## Start Records to process

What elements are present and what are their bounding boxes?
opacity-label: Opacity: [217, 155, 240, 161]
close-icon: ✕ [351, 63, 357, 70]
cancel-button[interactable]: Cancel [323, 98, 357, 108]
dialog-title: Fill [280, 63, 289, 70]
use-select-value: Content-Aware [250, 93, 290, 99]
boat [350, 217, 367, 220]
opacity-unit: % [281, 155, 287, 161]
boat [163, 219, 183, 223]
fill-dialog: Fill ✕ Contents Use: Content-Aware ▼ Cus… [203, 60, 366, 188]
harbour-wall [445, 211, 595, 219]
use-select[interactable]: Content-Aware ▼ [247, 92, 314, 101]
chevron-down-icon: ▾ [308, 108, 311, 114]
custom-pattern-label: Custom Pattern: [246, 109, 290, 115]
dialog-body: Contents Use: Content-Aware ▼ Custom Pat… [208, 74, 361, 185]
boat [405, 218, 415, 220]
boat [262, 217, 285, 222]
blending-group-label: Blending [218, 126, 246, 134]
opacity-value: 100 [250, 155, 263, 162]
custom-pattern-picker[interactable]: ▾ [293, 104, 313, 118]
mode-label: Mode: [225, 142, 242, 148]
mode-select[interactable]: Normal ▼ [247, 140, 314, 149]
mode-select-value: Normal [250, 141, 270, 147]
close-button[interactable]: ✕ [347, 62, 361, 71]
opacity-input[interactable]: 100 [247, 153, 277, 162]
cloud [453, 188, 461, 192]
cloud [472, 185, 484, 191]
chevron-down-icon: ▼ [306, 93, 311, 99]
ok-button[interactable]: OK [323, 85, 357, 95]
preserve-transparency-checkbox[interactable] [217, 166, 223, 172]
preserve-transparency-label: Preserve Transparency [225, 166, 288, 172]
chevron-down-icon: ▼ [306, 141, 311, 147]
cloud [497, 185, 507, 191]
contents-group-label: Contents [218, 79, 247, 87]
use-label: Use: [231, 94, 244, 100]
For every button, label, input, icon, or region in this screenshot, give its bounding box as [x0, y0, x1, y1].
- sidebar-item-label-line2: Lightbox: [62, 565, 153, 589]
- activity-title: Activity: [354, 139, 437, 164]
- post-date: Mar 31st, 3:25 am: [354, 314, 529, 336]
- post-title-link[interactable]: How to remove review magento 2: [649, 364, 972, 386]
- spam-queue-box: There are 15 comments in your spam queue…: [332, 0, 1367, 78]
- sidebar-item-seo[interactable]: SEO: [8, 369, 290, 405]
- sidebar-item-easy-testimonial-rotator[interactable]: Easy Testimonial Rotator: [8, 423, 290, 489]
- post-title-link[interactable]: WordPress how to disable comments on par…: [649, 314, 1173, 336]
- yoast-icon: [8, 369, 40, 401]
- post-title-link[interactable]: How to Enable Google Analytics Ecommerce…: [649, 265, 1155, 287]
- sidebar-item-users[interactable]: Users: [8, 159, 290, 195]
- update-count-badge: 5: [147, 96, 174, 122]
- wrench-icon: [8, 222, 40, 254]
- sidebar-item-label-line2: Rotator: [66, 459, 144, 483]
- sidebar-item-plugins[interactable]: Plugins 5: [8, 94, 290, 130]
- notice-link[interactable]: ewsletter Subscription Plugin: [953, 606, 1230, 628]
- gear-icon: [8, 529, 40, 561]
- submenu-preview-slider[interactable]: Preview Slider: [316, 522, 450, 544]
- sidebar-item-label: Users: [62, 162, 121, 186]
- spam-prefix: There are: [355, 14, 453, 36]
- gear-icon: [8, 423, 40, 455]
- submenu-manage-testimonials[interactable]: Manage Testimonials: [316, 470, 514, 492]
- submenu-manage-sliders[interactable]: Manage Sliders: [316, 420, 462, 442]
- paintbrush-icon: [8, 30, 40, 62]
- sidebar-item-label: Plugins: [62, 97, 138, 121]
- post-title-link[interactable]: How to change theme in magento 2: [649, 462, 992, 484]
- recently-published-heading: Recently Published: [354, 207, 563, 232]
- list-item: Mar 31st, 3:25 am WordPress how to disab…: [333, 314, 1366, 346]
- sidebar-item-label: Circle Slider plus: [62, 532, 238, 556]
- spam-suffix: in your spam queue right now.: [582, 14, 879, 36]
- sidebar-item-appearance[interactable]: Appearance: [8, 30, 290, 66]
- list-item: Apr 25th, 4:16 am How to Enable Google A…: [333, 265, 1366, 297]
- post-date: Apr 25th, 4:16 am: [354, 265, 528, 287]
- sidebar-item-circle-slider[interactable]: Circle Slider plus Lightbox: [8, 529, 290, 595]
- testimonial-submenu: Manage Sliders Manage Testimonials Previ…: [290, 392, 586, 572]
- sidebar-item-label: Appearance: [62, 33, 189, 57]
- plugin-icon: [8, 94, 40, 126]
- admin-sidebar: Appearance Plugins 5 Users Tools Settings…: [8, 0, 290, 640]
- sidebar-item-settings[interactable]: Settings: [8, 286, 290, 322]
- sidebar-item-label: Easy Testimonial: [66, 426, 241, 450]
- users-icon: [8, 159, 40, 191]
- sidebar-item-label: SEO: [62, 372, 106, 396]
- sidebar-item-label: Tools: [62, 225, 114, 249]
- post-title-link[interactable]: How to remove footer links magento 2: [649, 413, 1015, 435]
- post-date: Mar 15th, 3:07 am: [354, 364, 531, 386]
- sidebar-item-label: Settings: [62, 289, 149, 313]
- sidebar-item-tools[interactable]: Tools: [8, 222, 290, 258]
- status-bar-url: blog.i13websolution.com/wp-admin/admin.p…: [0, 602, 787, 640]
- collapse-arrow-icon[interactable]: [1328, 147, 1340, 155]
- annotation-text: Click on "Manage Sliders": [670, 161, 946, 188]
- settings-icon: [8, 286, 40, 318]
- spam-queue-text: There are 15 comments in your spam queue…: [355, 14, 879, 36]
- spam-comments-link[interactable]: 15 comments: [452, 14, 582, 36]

## End Records to process

Directions for this task → Reproduce every line of the items above word for word, with nothing added or left out.

Correct result →
What elements are present and what are their bounding boxes?
opacity-label: Opacity: [217, 155, 240, 161]
close-icon: ✕ [351, 63, 357, 70]
cancel-button[interactable]: Cancel [323, 98, 357, 108]
dialog-title: Fill [280, 63, 289, 70]
use-select-value: Content-Aware [250, 93, 290, 99]
boat [350, 217, 367, 220]
opacity-unit: % [281, 155, 287, 161]
boat [163, 219, 183, 223]
fill-dialog: Fill ✕ Contents Use: Content-Aware ▼ Cus… [203, 60, 366, 188]
harbour-wall [445, 211, 595, 219]
use-select[interactable]: Content-Aware ▼ [247, 92, 314, 101]
chevron-down-icon: ▾ [308, 108, 311, 114]
custom-pattern-label: Custom Pattern: [246, 109, 290, 115]
dialog-body: Contents Use: Content-Aware ▼ Custom Pat… [208, 74, 361, 185]
boat [405, 218, 415, 220]
boat [262, 217, 285, 222]
blending-group-label: Blending [218, 126, 246, 134]
opacity-value: 100 [250, 155, 263, 162]
custom-pattern-picker[interactable]: ▾ [293, 104, 313, 118]
mode-label: Mode: [225, 142, 242, 148]
mode-select[interactable]: Normal ▼ [247, 140, 314, 149]
mode-select-value: Normal [250, 141, 270, 147]
close-button[interactable]: ✕ [347, 62, 361, 71]
opacity-input[interactable]: 100 [247, 153, 277, 162]
cloud [453, 188, 461, 192]
cloud [472, 185, 484, 191]
chevron-down-icon: ▼ [306, 93, 311, 99]
ok-button[interactable]: OK [323, 85, 357, 95]
preserve-transparency-checkbox[interactable] [217, 166, 223, 172]
preserve-transparency-label: Preserve Transparency [225, 166, 288, 172]
chevron-down-icon: ▼ [306, 141, 311, 147]
cloud [497, 185, 507, 191]
contents-group-label: Contents [218, 79, 247, 87]
use-label: Use: [231, 94, 244, 100]
For every button, label, input, icon, or region in this screenshot, give its bounding box as [x0, y0, x1, y1].
- sidebar-item-label-line2: Lightbox: [62, 565, 153, 589]
- activity-title: Activity: [354, 139, 437, 164]
- post-date: Mar 31st, 3:25 am: [354, 314, 529, 336]
- post-title-link[interactable]: How to remove review magento 2: [649, 364, 972, 386]
- spam-queue-box: There are 15 comments in your spam queue…: [332, 0, 1367, 78]
- sidebar-item-seo[interactable]: SEO: [8, 369, 290, 405]
- sidebar-item-easy-testimonial-rotator[interactable]: Easy Testimonial Rotator: [8, 423, 290, 489]
- post-title-link[interactable]: WordPress how to disable comments on par…: [649, 314, 1173, 336]
- yoast-icon: [8, 369, 40, 401]
- post-title-link[interactable]: How to Enable Google Analytics Ecommerce…: [649, 265, 1155, 287]
- sidebar-item-users[interactable]: Users: [8, 159, 290, 195]
- update-count-badge: 5: [147, 96, 174, 122]
- wrench-icon: [8, 222, 40, 254]
- sidebar-item-label-line2: Rotator: [66, 459, 144, 483]
- sidebar-item-plugins[interactable]: Plugins 5: [8, 94, 290, 130]
- notice-link[interactable]: ewsletter Subscription Plugin: [953, 606, 1230, 628]
- gear-icon: [8, 529, 40, 561]
- submenu-preview-slider[interactable]: Preview Slider: [316, 522, 450, 544]
- sidebar-item-label: Users: [62, 162, 121, 186]
- spam-prefix: There are: [355, 14, 453, 36]
- gear-icon: [8, 423, 40, 455]
- submenu-manage-testimonials[interactable]: Manage Testimonials: [316, 470, 514, 492]
- submenu-manage-sliders[interactable]: Manage Sliders: [316, 420, 462, 442]
- paintbrush-icon: [8, 30, 40, 62]
- sidebar-item-label: Plugins: [62, 97, 138, 121]
- post-title-link[interactable]: How to change theme in magento 2: [649, 462, 992, 484]
- recently-published-heading: Recently Published: [354, 207, 563, 232]
- list-item: Mar 31st, 3:25 am WordPress how to disab…: [333, 314, 1366, 346]
- sidebar-item-label: Circle Slider plus: [62, 532, 238, 556]
- spam-suffix: in your spam queue right now.: [582, 14, 879, 36]
- sidebar-item-appearance[interactable]: Appearance: [8, 30, 290, 66]
- list-item: Apr 25th, 4:16 am How to Enable Google A…: [333, 265, 1366, 297]
- post-date: Apr 25th, 4:16 am: [354, 265, 528, 287]
- sidebar-item-circle-slider[interactable]: Circle Slider plus Lightbox: [8, 529, 290, 595]
- testimonial-submenu: Manage Sliders Manage Testimonials Previ…: [290, 392, 586, 572]
- sidebar-item-label: Appearance: [62, 33, 189, 57]
- plugin-icon: [8, 94, 40, 126]
- admin-sidebar: Appearance Plugins 5 Users Tools Settings…: [8, 0, 290, 640]
- sidebar-item-settings[interactable]: Settings: [8, 286, 290, 322]
- sidebar-item-label: Easy Testimonial: [66, 426, 241, 450]
- users-icon: [8, 159, 40, 191]
- sidebar-item-label: SEO: [62, 372, 106, 396]
- sidebar-item-label: Tools: [62, 225, 114, 249]
- post-title-link[interactable]: How to remove footer links magento 2: [649, 413, 1015, 435]
- post-date: Mar 15th, 3:07 am: [354, 364, 531, 386]
- sidebar-item-label: Settings: [62, 289, 149, 313]
- sidebar-item-tools[interactable]: Tools: [8, 222, 290, 258]
- status-bar-url: blog.i13websolution.com/wp-admin/admin.p…: [0, 602, 787, 640]
- collapse-arrow-icon[interactable]: [1328, 147, 1340, 155]
- annotation-text: Click on "Manage Sliders": [670, 161, 946, 188]
- settings-icon: [8, 286, 40, 318]
- spam-queue-text: There are 15 comments in your spam queue…: [355, 14, 879, 36]
- spam-comments-link[interactable]: 15 comments: [452, 14, 582, 36]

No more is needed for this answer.